__Supplied data__.

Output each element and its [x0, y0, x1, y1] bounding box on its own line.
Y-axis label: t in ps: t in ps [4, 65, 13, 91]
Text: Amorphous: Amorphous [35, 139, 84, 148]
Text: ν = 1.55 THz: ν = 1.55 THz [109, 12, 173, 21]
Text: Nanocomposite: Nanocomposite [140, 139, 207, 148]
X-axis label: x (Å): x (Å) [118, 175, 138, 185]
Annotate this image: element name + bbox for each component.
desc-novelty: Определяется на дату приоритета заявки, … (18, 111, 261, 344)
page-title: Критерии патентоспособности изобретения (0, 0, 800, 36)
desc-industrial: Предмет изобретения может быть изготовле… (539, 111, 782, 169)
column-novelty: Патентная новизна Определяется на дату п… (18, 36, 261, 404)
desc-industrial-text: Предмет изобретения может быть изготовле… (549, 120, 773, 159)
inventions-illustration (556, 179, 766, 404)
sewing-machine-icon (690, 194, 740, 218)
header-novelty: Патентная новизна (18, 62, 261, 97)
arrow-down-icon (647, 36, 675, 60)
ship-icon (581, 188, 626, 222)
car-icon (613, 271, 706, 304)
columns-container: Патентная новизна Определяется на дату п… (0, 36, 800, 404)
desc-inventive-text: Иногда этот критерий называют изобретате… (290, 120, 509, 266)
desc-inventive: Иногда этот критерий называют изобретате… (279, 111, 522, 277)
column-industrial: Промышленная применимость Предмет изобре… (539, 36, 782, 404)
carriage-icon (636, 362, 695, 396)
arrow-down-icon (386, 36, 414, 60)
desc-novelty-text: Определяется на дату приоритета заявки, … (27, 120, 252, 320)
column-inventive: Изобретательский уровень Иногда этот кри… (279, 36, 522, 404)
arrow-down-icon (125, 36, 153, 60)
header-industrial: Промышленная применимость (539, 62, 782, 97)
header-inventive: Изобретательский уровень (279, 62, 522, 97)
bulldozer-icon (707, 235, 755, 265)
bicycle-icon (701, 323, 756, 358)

__Directive__. Print the stretch of the items above from their first line through the line containing "column-inventive: Изобретательский уровень", copying every line unchanged.

__Correct result__.
Output each element and its [x0, y0, x1, y1] bounding box on its own line.
Y-axis label: t in ps: t in ps [4, 65, 13, 91]
Text: Amorphous: Amorphous [35, 139, 84, 148]
Text: ν = 1.55 THz: ν = 1.55 THz [109, 12, 173, 21]
Text: Nanocomposite: Nanocomposite [140, 139, 207, 148]
X-axis label: x (Å): x (Å) [118, 175, 138, 185]
Annotate this image: element name + bbox for each component.
desc-novelty: Определяется на дату приоритета заявки, … (18, 111, 261, 344)
page-title: Критерии патентоспособности изобретения (0, 0, 800, 36)
desc-industrial: Предмет изобретения может быть изготовле… (539, 111, 782, 169)
column-novelty: Патентная новизна Определяется на дату п… (18, 36, 261, 404)
desc-industrial-text: Предмет изобретения может быть изготовле… (549, 120, 773, 159)
inventions-illustration (556, 179, 766, 404)
sewing-machine-icon (690, 194, 740, 218)
header-novelty: Патентная новизна (18, 62, 261, 97)
arrow-down-icon (647, 36, 675, 60)
ship-icon (581, 188, 626, 222)
car-icon (613, 271, 706, 304)
columns-container: Патентная новизна Определяется на дату п… (0, 36, 800, 404)
desc-inventive-text: Иногда этот критерий называют изобретате… (290, 120, 509, 266)
desc-inventive: Иногда этот критерий называют изобретате… (279, 111, 522, 277)
column-industrial: Промышленная применимость Предмет изобре… (539, 36, 782, 404)
carriage-icon (636, 362, 695, 396)
arrow-down-icon (386, 36, 414, 60)
desc-novelty-text: Определяется на дату приоритета заявки, … (27, 120, 252, 320)
column-inventive: Изобретательский уровень Иногда этот кри… (279, 36, 522, 404)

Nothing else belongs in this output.